| Set task |
Write out the entries below once more, exactly.

| Extracted material |
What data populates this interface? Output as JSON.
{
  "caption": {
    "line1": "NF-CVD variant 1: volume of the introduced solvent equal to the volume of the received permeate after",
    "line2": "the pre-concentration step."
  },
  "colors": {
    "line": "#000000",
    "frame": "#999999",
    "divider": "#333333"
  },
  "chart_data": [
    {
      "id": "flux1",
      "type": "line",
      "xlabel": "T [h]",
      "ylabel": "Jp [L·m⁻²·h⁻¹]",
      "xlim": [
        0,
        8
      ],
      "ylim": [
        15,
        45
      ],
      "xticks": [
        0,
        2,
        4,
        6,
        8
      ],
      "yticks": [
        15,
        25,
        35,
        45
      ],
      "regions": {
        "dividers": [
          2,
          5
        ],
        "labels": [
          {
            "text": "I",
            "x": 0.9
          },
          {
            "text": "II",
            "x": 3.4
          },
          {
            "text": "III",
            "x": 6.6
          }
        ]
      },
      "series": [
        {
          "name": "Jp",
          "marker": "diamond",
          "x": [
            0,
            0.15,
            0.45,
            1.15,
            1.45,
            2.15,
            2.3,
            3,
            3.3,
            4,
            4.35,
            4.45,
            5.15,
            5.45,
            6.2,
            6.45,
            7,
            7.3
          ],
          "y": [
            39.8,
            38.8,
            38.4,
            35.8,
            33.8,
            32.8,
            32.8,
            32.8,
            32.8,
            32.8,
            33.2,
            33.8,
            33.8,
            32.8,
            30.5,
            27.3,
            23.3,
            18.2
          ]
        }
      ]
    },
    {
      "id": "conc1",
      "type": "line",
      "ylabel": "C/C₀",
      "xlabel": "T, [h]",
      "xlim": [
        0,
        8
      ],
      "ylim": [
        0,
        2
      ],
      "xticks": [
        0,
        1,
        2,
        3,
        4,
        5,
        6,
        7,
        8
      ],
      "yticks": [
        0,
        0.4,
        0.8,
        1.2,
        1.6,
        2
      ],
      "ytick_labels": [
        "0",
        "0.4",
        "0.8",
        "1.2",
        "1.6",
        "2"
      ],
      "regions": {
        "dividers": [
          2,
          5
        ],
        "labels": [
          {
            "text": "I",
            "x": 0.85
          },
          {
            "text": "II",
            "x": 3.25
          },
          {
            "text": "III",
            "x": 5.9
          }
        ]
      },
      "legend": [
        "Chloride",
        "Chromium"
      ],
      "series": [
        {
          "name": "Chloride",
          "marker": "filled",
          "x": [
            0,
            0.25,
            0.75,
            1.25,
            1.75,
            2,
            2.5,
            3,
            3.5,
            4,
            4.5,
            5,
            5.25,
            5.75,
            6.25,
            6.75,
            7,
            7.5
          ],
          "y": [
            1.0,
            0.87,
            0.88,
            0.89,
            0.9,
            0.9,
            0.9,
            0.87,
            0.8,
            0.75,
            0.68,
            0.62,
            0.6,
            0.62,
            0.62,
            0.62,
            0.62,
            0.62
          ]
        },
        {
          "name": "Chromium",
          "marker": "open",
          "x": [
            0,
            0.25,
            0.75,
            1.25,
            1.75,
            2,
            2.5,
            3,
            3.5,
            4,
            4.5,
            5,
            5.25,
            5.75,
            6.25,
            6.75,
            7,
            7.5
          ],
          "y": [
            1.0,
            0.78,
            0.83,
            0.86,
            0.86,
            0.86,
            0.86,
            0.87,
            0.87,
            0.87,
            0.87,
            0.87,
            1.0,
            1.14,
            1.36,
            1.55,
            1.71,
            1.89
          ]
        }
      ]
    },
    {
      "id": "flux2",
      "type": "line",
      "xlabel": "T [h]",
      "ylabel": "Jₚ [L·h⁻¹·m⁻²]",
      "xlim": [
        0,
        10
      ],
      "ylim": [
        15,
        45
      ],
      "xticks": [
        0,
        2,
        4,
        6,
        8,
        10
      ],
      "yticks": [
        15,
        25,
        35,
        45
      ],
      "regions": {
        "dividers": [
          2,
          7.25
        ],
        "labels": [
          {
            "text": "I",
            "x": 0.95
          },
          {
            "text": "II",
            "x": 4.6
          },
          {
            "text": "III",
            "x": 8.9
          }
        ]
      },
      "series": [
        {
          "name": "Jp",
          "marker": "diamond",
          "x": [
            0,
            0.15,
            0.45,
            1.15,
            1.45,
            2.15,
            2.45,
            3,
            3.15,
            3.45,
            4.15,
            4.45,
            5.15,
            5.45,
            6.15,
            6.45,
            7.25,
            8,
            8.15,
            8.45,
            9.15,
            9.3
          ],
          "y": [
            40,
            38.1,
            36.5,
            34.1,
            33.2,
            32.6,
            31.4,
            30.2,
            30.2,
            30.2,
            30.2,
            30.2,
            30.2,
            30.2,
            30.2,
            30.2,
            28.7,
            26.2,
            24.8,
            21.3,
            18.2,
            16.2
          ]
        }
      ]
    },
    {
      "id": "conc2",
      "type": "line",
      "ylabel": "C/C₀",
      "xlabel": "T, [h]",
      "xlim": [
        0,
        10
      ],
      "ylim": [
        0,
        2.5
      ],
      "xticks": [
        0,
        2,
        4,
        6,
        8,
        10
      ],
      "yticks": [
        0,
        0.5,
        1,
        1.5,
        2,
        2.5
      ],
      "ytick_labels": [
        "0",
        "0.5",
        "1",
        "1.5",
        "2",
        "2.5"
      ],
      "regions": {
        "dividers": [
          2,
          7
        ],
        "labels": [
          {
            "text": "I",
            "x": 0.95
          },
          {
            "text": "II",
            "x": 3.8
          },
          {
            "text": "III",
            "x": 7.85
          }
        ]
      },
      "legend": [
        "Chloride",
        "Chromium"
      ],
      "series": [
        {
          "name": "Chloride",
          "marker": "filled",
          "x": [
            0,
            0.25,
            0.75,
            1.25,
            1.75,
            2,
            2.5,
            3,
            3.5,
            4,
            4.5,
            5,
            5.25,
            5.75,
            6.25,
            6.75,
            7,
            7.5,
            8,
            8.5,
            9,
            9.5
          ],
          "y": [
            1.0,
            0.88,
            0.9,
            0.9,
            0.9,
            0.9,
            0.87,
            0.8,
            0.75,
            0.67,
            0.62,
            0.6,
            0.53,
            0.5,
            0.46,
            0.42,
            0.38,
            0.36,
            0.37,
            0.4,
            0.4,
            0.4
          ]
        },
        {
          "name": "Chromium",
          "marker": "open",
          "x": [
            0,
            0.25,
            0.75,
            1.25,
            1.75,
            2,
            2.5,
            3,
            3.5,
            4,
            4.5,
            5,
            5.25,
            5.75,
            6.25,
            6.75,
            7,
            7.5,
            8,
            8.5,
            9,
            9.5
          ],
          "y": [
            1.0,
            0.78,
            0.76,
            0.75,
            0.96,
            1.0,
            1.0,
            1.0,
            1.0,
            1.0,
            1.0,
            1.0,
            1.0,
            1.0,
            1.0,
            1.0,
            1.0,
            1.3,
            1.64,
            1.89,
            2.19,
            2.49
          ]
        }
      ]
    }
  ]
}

| Response |
What data populates this interface? Output as JSON.
{
  "caption": {
    "line1": "NF-CVD variant 1: volume of the introduced solvent equal to the volume of the received permeate after",
    "line2": "the pre-concentration step."
  },
  "colors": {
    "line": "#000000",
    "frame": "#999999",
    "divider": "#333333"
  },
  "chart_data": [
    {
      "id": "flux1",
      "type": "line",
      "xlabel": "T [h]",
      "ylabel": "Jp [L·m⁻²·h⁻¹]",
      "xlim": [
        0,
        8
      ],
      "ylim": [
        15,
        45
      ],
      "xticks": [
        0,
        2,
        4,
        6,
        8
      ],
      "yticks": [
        15,
        25,
        35,
        45
      ],
      "regions": {
        "dividers": [
          2,
          5
        ],
        "labels": [
          {
            "text": "I",
            "x": 0.9
          },
          {
            "text": "II",
            "x": 3.4
          },
          {
            "text": "III",
            "x": 6.6
          }
        ]
      },
      "series": [
        {
          "name": "Jp",
          "marker": "diamond",
          "x": [
            0,
            0.15,
            0.45,
            1.15,
            1.45,
            2.15,
            2.3,
            3,
            3.3,
            4,
            4.35,
            4.45,
            5.15,
            5.45,
            6.2,
            6.45,
            7,
            7.3
          ],
          "y": [
            39.8,
            38.8,
            38.4,
            35.8,
            33.8,
            32.8,
            32.8,
            32.8,
            32.8,
            32.8,
            33.2,
            33.8,
            33.8,
            32.8,
            30.5,
            27.3,
            23.3,
            18.2
          ]
        }
      ]
    },
    {
      "id": "conc1",
      "type": "line",
      "ylabel": "C/C₀",
      "xlabel": "T, [h]",
      "xlim": [
        0,
        8
      ],
      "ylim": [
        0,
        2
      ],
      "xticks": [
        0,
        1,
        2,
        3,
        4,
        5,
        6,
        7,
        8
      ],
      "yticks": [
        0,
        0.4,
        0.8,
        1.2,
        1.6,
        2
      ],
      "ytick_labels": [
        "0",
        "0.4",
        "0.8",
        "1.2",
        "1.6",
        "2"
      ],
      "regions": {
        "dividers": [
          2,
          5
        ],
        "labels": [
          {
            "text": "I",
            "x": 0.85
          },
          {
            "text": "II",
            "x": 3.25
          },
          {
            "text": "III",
            "x": 5.9
          }
        ]
      },
      "legend": [
        "Chloride",
        "Chromium"
      ],
      "series": [
        {
          "name": "Chloride",
          "marker": "filled",
          "x": [
            0,
            0.25,
            0.75,
            1.25,
            1.75,
            2,
            2.5,
            3,
            3.5,
            4,
            4.5,
            5,
            5.25,
            5.75,
            6.25,
            6.75,
            7,
            7.5
          ],
          "y": [
            1.0,
            0.87,
            0.88,
            0.89,
            0.9,
            0.9,
            0.9,
            0.87,
            0.8,
            0.75,
            0.68,
            0.62,
            0.6,
            0.62,
            0.62,
            0.62,
            0.62,
            0.62
          ]
        },
        {
          "name": "Chromium",
          "marker": "open",
          "x": [
            0,
            0.25,
            0.75,
            1.25,
            1.75,
            2,
            2.5,
            3,
            3.5,
            4,
            4.5,
            5,
            5.25,
            5.75,
            6.25,
            6.75,
            7,
            7.5
          ],
          "y": [
            1.0,
            0.78,
            0.83,
            0.86,
            0.86,
            0.86,
            0.86,
            0.87,
            0.87,
            0.87,
            0.87,
            0.87,
            1.0,
            1.14,
            1.36,
            1.55,
            1.71,
            1.89
          ]
        }
      ]
    },
    {
      "id": "flux2",
      "type": "line",
      "xlabel": "T [h]",
      "ylabel": "Jₚ [L·h⁻¹·m⁻²]",
      "xlim": [
        0,
        10
      ],
      "ylim": [
        15,
        45
      ],
      "xticks": [
        0,
        2,
        4,
        6,
        8,
        10
      ],
      "yticks": [
        15,
        25,
        35,
        45
      ],
      "regions": {
        "dividers": [
          2,
          7.25
        ],
        "labels": [
          {
            "text": "I",
            "x": 0.95
          },
          {
            "text": "II",
            "x": 4.6
          },
          {
            "text": "III",
            "x": 8.9
          }
        ]
      },
      "series": [
        {
          "name": "Jp",
          "marker": "diamond",
          "x": [
            0,
            0.15,
            0.45,
            1.15,
            1.45,
            2.15,
            2.45,
            3,
            3.15,
            3.45,
            4.15,
            4.45,
            5.15,
            5.45,
            6.15,
            6.45,
            7.25,
            8,
            8.15,
            8.45,
            9.15,
            9.3
          ],
          "y": [
            40,
            38.1,
            36.5,
            34.1,
            33.2,
            32.6,
            31.4,
            30.2,
            30.2,
            30.2,
            30.2,
            30.2,
            30.2,
            30.2,
            30.2,
            30.2,
            28.7,
            26.2,
            24.8,
            21.3,
            18.2,
            16.2
          ]
        }
      ]
    },
    {
      "id": "conc2",
      "type": "line",
      "ylabel": "C/C₀",
      "xlabel": "T, [h]",
      "xlim": [
        0,
        10
      ],
      "ylim": [
        0,
        2.5
      ],
      "xticks": [
        0,
        2,
        4,
        6,
        8,
        10
      ],
      "yticks": [
        0,
        0.5,
        1,
        1.5,
        2,
        2.5
      ],
      "ytick_labels": [
        "0",
        "0.5",
        "1",
        "1.5",
        "2",
        "2.5"
      ],
      "regions": {
        "dividers": [
          2,
          7
        ],
        "labels": [
          {
            "text": "I",
            "x": 0.95
          },
          {
            "text": "II",
            "x": 3.8
          },
          {
            "text": "III",
            "x": 7.85
          }
        ]
      },
      "legend": [
        "Chloride",
        "Chromium"
      ],
      "series": [
        {
          "name": "Chloride",
          "marker": "filled",
          "x": [
            0,
            0.25,
            0.75,
            1.25,
            1.75,
            2,
            2.5,
            3,
            3.5,
            4,
            4.5,
            5,
            5.25,
            5.75,
            6.25,
            6.75,
            7,
            7.5,
            8,
            8.5,
            9,
            9.5
          ],
          "y": [
            1.0,
            0.88,
            0.9,
            0.9,
            0.9,
            0.9,
            0.87,
            0.8,
            0.75,
            0.67,
            0.62,
            0.6,
            0.53,
            0.5,
            0.46,
            0.42,
            0.38,
            0.36,
            0.37,
            0.4,
            0.4,
            0.4
          ]
        },
        {
          "name": "Chromium",
          "marker": "open",
          "x": [
            0,
            0.25,
            0.75,
            1.25,
            1.75,
            2,
            2.5,
            3,
            3.5,
            4,
            4.5,
            5,
            5.25,
            5.75,
            6.25,
            6.75,
            7,
            7.5,
            8,
            8.5,
            9,
            9.5
          ],
          "y": [
            1.0,
            0.78,
            0.76,
            0.75,
            0.96,
            1.0,
            1.0,
            1.0,
            1.0,
            1.0,
            1.0,
            1.0,
            1.0,
            1.0,
            1.0,
            1.0,
            1.0,
            1.3,
            1.64,
            1.89,
            2.19,
            2.49
          ]
        }
      ]
    }
  ]
}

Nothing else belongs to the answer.